▸ **WORK TO COMPLETE**: Look at each line of the records and count those with "name" in them. Please answer with the count alone.

▸ **DATA IN THIS EXERCISE**:
— Start —

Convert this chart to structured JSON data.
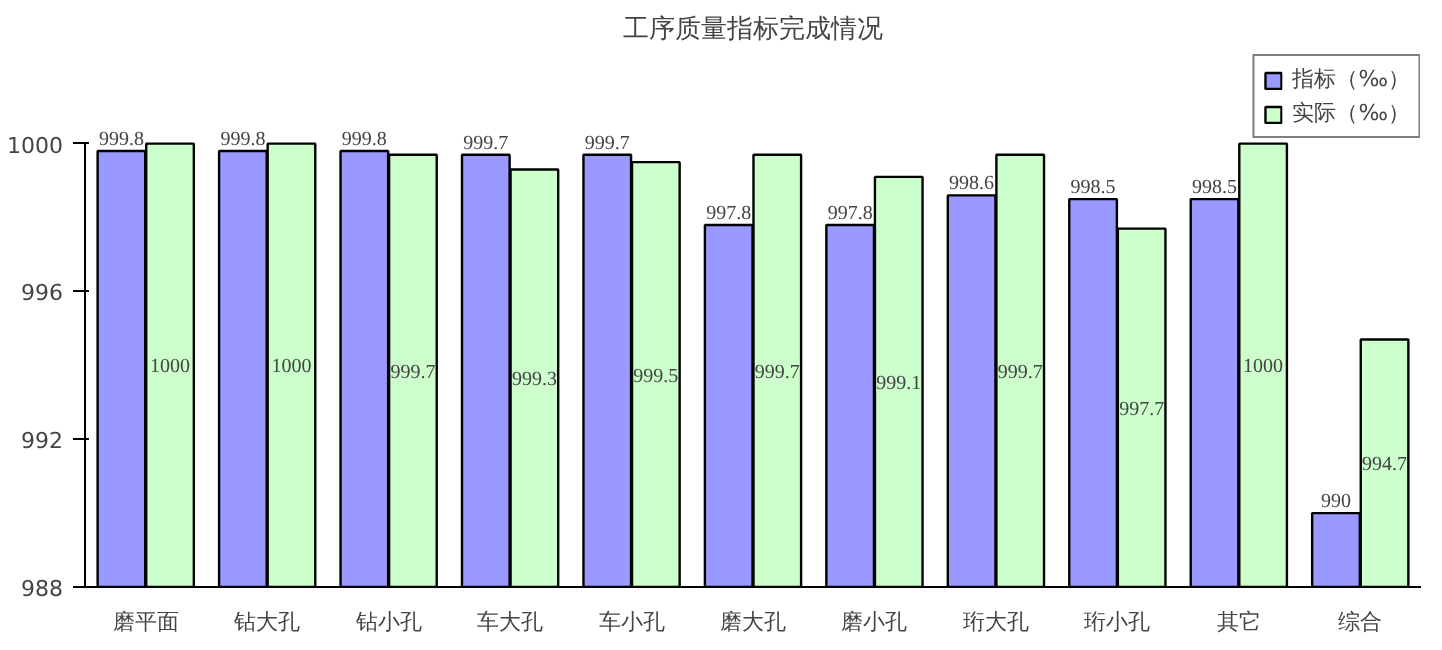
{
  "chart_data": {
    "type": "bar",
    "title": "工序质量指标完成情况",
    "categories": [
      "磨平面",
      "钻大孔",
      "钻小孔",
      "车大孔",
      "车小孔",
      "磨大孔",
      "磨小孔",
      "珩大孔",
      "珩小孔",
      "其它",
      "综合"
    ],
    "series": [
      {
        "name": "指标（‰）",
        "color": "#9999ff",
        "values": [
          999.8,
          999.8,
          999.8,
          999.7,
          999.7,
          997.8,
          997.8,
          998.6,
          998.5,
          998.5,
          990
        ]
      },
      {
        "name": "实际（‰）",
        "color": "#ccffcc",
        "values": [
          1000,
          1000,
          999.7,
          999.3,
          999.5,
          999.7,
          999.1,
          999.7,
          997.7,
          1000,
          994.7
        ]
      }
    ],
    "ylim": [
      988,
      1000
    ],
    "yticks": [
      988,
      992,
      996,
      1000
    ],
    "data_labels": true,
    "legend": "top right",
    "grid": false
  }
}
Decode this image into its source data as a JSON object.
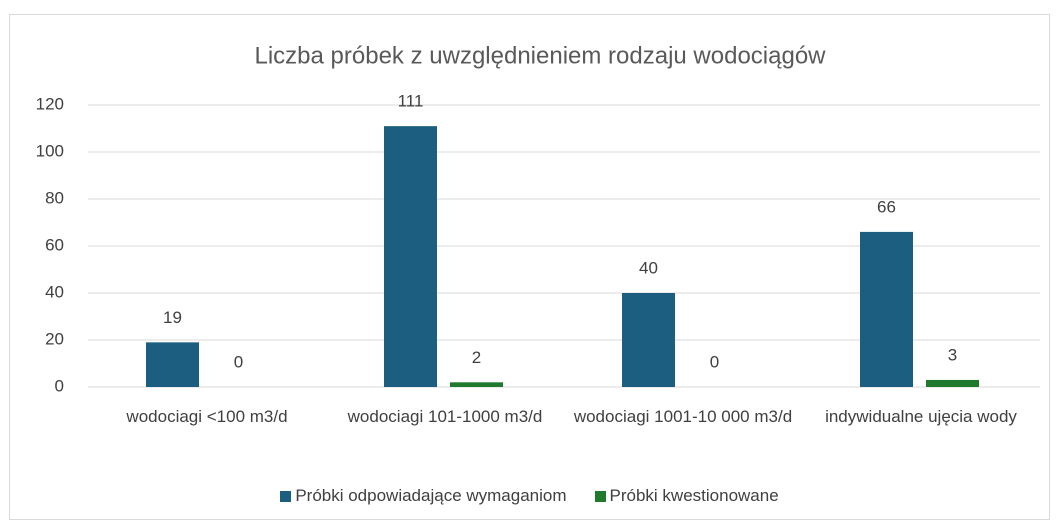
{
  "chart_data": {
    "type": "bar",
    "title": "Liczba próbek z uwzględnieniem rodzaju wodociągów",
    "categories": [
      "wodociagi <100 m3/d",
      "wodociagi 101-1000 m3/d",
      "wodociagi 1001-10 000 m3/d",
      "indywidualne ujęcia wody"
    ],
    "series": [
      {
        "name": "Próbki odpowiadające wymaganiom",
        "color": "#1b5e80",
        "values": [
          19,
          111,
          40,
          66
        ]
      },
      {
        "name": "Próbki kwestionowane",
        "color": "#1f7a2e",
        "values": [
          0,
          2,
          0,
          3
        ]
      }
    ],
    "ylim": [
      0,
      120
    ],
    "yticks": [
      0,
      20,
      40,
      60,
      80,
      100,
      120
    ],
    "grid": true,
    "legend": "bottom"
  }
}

— End —

▸ **RESULT FOR THIS TASK**: 4